- [Problem to work on]:
Your task is to restate the data word for word.

- [Input rows]:
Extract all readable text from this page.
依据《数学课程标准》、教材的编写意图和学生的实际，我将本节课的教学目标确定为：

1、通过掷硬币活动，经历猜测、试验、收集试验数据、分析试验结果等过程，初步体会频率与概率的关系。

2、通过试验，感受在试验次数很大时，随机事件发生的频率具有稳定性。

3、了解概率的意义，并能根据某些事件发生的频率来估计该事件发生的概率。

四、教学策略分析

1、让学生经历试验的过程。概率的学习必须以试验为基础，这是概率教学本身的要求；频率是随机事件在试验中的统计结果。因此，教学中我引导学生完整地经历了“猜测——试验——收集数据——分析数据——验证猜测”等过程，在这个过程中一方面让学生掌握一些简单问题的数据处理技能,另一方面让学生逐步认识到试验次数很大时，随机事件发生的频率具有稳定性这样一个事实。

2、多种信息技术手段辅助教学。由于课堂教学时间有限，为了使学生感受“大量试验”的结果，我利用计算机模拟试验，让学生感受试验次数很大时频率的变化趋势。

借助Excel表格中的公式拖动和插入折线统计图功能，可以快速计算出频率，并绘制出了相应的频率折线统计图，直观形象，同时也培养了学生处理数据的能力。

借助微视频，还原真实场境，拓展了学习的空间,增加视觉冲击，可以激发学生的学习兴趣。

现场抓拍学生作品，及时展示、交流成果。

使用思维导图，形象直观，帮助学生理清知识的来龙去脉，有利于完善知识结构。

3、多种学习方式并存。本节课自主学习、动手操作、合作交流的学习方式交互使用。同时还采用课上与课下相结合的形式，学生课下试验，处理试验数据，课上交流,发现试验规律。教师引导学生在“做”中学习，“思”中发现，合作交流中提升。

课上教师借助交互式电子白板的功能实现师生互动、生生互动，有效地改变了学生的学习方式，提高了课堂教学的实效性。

- [Worked answer]:
Extract all readable text from this page.
依据《数学课程标准》、教材的编写意图和学生的实际，我将本节课的教学目标确定为：

1、通过掷硬币活动，经历猜测、试验、收集试验数据、分析试验结果等过程，初步体会频率与概率的关系。

2、通过试验，感受在试验次数很大时，随机事件发生的频率具有稳定性。

3、了解概率的意义，并能根据某些事件发生的频率来估计该事件发生的概率。

四、教学策略分析

1、让学生经历试验的过程。概率的学习必须以试验为基础，这是概率教学本身的要求；频率是随机事件在试验中的统计结果。因此，教学中我引导学生完整地经历了“猜测——试验——收集数据——分析数据——验证猜测”等过程，在这个过程中一方面让学生掌握一些简单问题的数据处理技能,另一方面让学生逐步认识到试验次数很大时，随机事件发生的频率具有稳定性这样一个事实。

2、多种信息技术手段辅助教学。由于课堂教学时间有限，为了使学生感受“大量试验”的结果，我利用计算机模拟试验，让学生感受试验次数很大时频率的变化趋势。

借助Excel表格中的公式拖动和插入折线统计图功能，可以快速计算出频率，并绘制出了相应的频率折线统计图，直观形象，同时也培养了学生处理数据的能力。

借助微视频，还原真实场境，拓展了学习的空间,增加视觉冲击，可以激发学生的学习兴趣。

现场抓拍学生作品，及时展示、交流成果。

使用思维导图，形象直观，帮助学生理清知识的来龙去脉，有利于完善知识结构。

3、多种学习方式并存。本节课自主学习、动手操作、合作交流的学习方式交互使用。同时还采用课上与课下相结合的形式，学生课下试验，处理试验数据，课上交流,发现试验规律。教师引导学生在“做”中学习，“思”中发现，合作交流中提升。

课上教师借助交互式电子白板的功能实现师生互动、生生互动，有效地改变了学生的学习方式，提高了课堂教学的实效性。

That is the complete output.